DATASET EXTRACT ::
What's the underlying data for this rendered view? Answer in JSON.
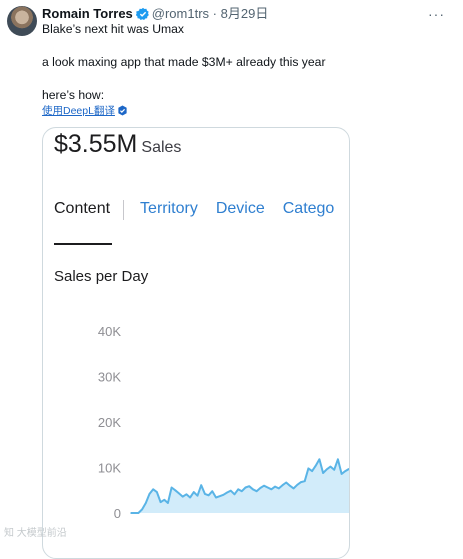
{
  "tweet": {
    "author_name": "Romain Torres",
    "handle": "@rom1trs",
    "separator": "·",
    "date": "8月29日",
    "more_label": "···",
    "lines": [
      "Blake’s next hit was Umax",
      "a look maxing app that made $3M+ already this year",
      "here’s how:"
    ],
    "translate_label": "使用DeepL翻译"
  },
  "media": {
    "sales_value": "$3.55M",
    "sales_label": "Sales",
    "tabs": [
      "Content",
      "Territory",
      "Device",
      "Catego"
    ],
    "active_tab": "Content",
    "chart_title": "Sales per Day"
  },
  "chart_data": {
    "type": "area",
    "title": "Sales per Day",
    "yticks": [
      "40K",
      "30K",
      "20K",
      "10K",
      "0"
    ],
    "ylim": [
      0,
      40000
    ],
    "color": "#5ab4e6",
    "fill": "#d2ecfa",
    "x": [
      1,
      2,
      3,
      4,
      5,
      6,
      7,
      8,
      9,
      10,
      11,
      12,
      13,
      14,
      15,
      16,
      17,
      18,
      19,
      20,
      21,
      22,
      23,
      24,
      25,
      26,
      27,
      28,
      29,
      30,
      31,
      32,
      33,
      34,
      35,
      36,
      37,
      38,
      39,
      40,
      41,
      42,
      43,
      44,
      45,
      46,
      47,
      48,
      49,
      50,
      51,
      52,
      53,
      54,
      55,
      56,
      57,
      58,
      59,
      60
    ],
    "values": [
      0,
      0,
      0,
      800,
      2200,
      4200,
      5200,
      4600,
      2400,
      2900,
      2200,
      5600,
      5000,
      4300,
      3600,
      4100,
      3400,
      4600,
      3800,
      6100,
      4200,
      3900,
      4800,
      3400,
      3700,
      4000,
      4500,
      4900,
      4100,
      5200,
      4800,
      5600,
      5900,
      5200,
      4800,
      5500,
      6000,
      5600,
      5200,
      5800,
      5400,
      6100,
      6700,
      6000,
      5400,
      6200,
      6800,
      7000,
      9800,
      9200,
      10400,
      11800,
      8800,
      9600,
      10200,
      9500,
      11800,
      8600,
      9200,
      9700
    ]
  },
  "watermark": "知 大模型前沿",
  "colors": {
    "link": "#1d9bf0",
    "verified": "#1d9bf0",
    "tab_link": "#2f7fd0"
  }
}
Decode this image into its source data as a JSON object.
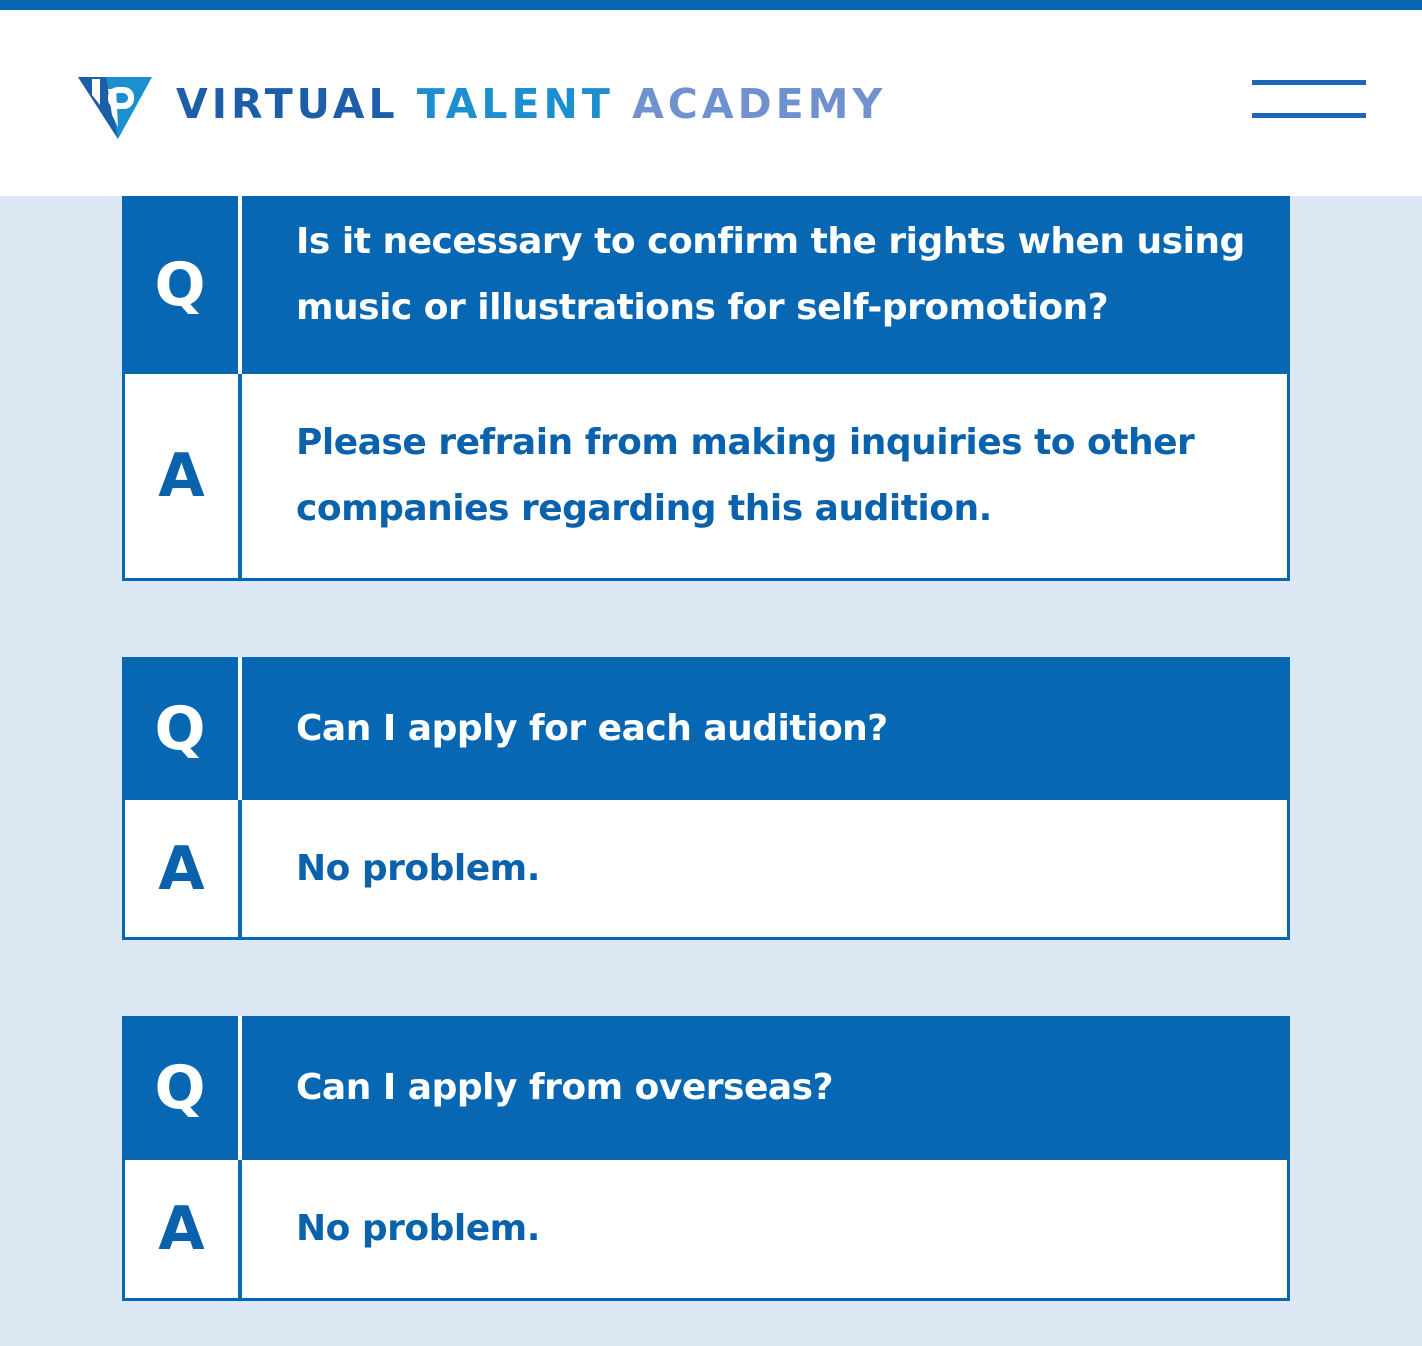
{
  "header": {
    "brand": {
      "word1": "VIRTUAL",
      "word2": "TALENT",
      "word3": "ACADEMY",
      "logo_icon": "vta-triangle-logo"
    },
    "menu_icon": "hamburger-menu-icon"
  },
  "faq": [
    {
      "q_mark": "Q",
      "question": "Is it necessary to confirm the rights when using music or illustrations for self-promotion?",
      "a_mark": "A",
      "answer": "Please refrain from making inquiries to other companies regarding this audition."
    },
    {
      "q_mark": "Q",
      "question": "Can I apply for each audition?",
      "a_mark": "A",
      "answer": "No problem."
    },
    {
      "q_mark": "Q",
      "question": "Can I apply from overseas?",
      "a_mark": "A",
      "answer": "No problem."
    }
  ],
  "colors": {
    "primary": "#0867b3",
    "background": "#dce9f5",
    "answer_text": "#0a62ac",
    "logo_virtual": "#1c5ea8",
    "logo_talent": "#1b8fd0",
    "logo_academy": "#6f91d0"
  }
}
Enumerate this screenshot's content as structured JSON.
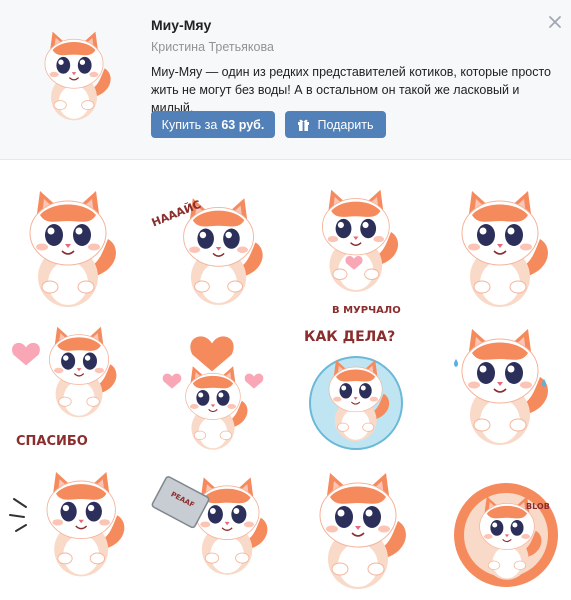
{
  "pack": {
    "title": "Миу-Мяу",
    "author": "Кристина Третьякова",
    "description": "Миу-Мяу — один из редких представителей котиков, которые просто жить не могут без воды! А в остальном он такой же ласковый и милый.",
    "buy_prefix": "Купить за",
    "price": "63 руб.",
    "gift_label": "Подарить"
  },
  "icons": {
    "close": "close-icon",
    "gift": "gift-icon"
  },
  "colors": {
    "accent": "#5181b8",
    "header_bg": "#f7f8fa",
    "cat_orange": "#f58a5d",
    "cat_pink": "#f06f8f",
    "text_dark": "#8a2d2d"
  },
  "stickers": [
    {
      "name": "sticker-happy-cat"
    },
    {
      "name": "sticker-haaais",
      "caption": "НАААЙС"
    },
    {
      "name": "sticker-v-murchalo",
      "caption": "В МУРЧАЛО"
    },
    {
      "name": "sticker-smug-cat"
    },
    {
      "name": "sticker-spasibo",
      "caption": "СПАСИБО"
    },
    {
      "name": "sticker-hearts-cat"
    },
    {
      "name": "sticker-kak-dela",
      "caption": "КАК ДЕЛА?"
    },
    {
      "name": "sticker-crying-cat"
    },
    {
      "name": "sticker-surprised-cat"
    },
    {
      "name": "sticker-laptop-cat",
      "caption": "PEAAF"
    },
    {
      "name": "sticker-shrug-cat"
    },
    {
      "name": "sticker-blob-cat",
      "caption": "BLOB"
    }
  ]
}
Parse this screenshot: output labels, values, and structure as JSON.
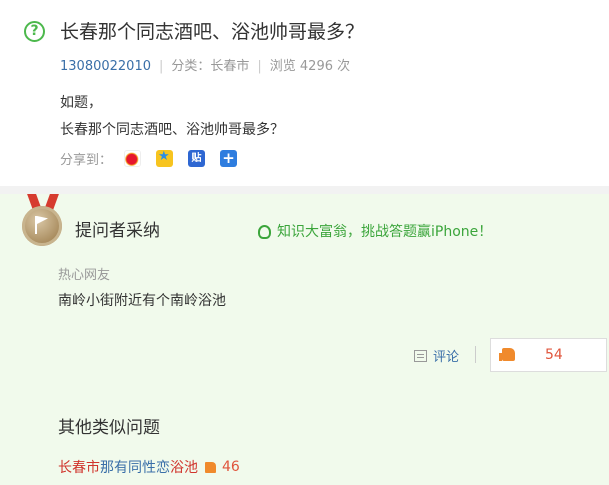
{
  "question": {
    "icon": "question-circle-icon",
    "title": "长春那个同志酒吧、浴池帅哥最多？",
    "user_id": "13080022010",
    "category": "分类：长春市",
    "views": "浏览 4296 次",
    "body_line1": "如题，",
    "body_line2": "长春那个同志酒吧、浴池帅哥最多？"
  },
  "share": {
    "label": "分享到：",
    "icons": [
      "weibo-icon",
      "qzone-icon",
      "tieba-icon",
      "more-icon"
    ],
    "tieba_glyph": "贴",
    "more_glyph": "+"
  },
  "answer": {
    "section_title": "提问者采纳",
    "promo": "知识大富翁，挑战答题赢iPhone！",
    "user": "热心网友",
    "text": "南岭小街附近有个南岭浴池",
    "comment_label": "评论",
    "likes": "54"
  },
  "similar": {
    "title": "其他类似问题",
    "item": {
      "part1": "长春市",
      "part2": "那有同性恋",
      "part3": "浴池",
      "likes": "46"
    }
  },
  "colors": {
    "accent_green": "#4cb84c",
    "link_blue": "#3a6fa8",
    "highlight_red": "#d0342c",
    "like_orange": "#f08a2c",
    "answer_bg": "#f1faec"
  }
}
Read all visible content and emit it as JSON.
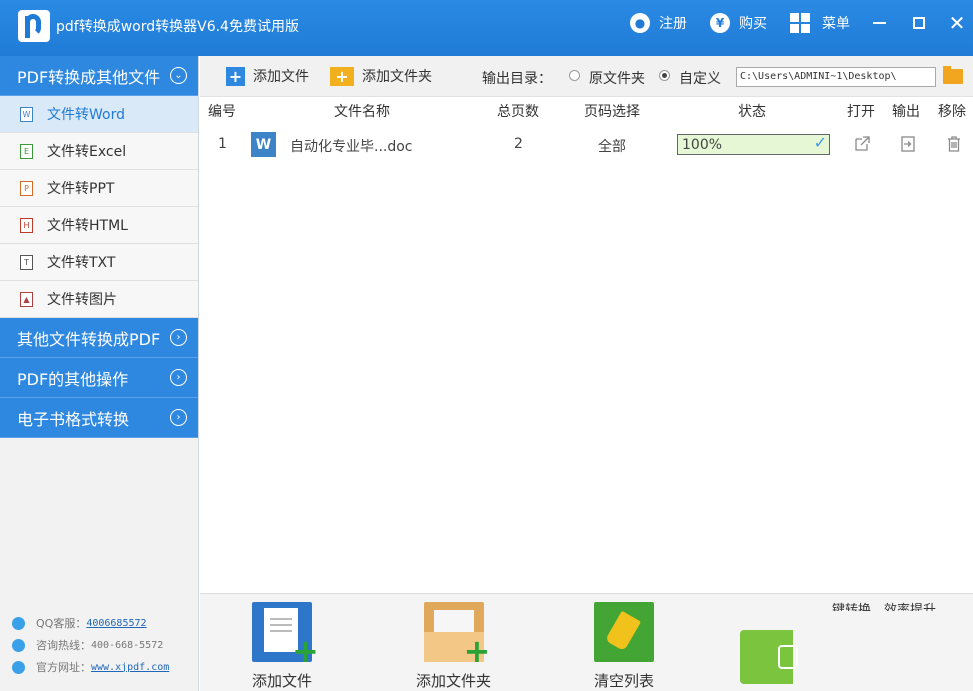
{
  "titlebar": {
    "title": "pdf转换成word转换器V6.4免费试用版",
    "register": "注册",
    "buy": "购买",
    "menu": "菜单"
  },
  "sidebar": {
    "header": "PDF转换成其他文件",
    "items": [
      {
        "label": "文件转Word",
        "icon": "W"
      },
      {
        "label": "文件转Excel",
        "icon": "E"
      },
      {
        "label": "文件转PPT",
        "icon": "P"
      },
      {
        "label": "文件转HTML",
        "icon": "H"
      },
      {
        "label": "文件转TXT",
        "icon": "T"
      },
      {
        "label": "文件转图片",
        "icon": "▲"
      }
    ],
    "sections": [
      "其他文件转换成PDF",
      "PDF的其他操作",
      "电子书格式转换"
    ],
    "footer": {
      "qq_label": "QQ客服：",
      "qq_value": "4006685572",
      "phone_label": "咨询热线：",
      "phone_value": "400-668-5572",
      "site_label": "官方网址：",
      "site_value": "www.xjpdf.com"
    }
  },
  "toolbar": {
    "add_file": "添加文件",
    "add_folder": "添加文件夹",
    "output_label": "输出目录：",
    "opt_original": "原文件夹",
    "opt_custom": "自定义",
    "output_path": "C:\\Users\\ADMINI~1\\Desktop\\"
  },
  "table": {
    "headers": {
      "num": "编号",
      "name": "文件名称",
      "pages": "总页数",
      "range": "页码选择",
      "status": "状态",
      "open": "打开",
      "output": "输出",
      "remove": "移除"
    },
    "rows": [
      {
        "num": "1",
        "icon": "W",
        "name": "自动化专业毕...doc",
        "pages": "2",
        "range": "全部",
        "status": "100%",
        "progress": 1.0
      }
    ]
  },
  "bottom": {
    "add_file": "添加文件",
    "add_folder": "添加文件夹",
    "clear_list": "清空列表",
    "tip": "键转换，效率提升"
  },
  "colors": {
    "accent": "#1f7bd6",
    "progress_bg": "#e5f7d4",
    "start_green": "#7ac43e"
  }
}
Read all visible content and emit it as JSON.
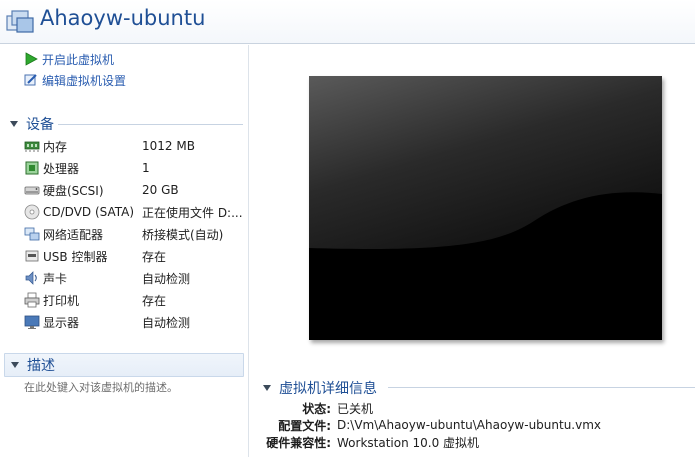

WHAT YOU SHOULD DO :: Give the number of lines in the entries that hold the word "screenshot", and nothing else.

ANSWER :: 2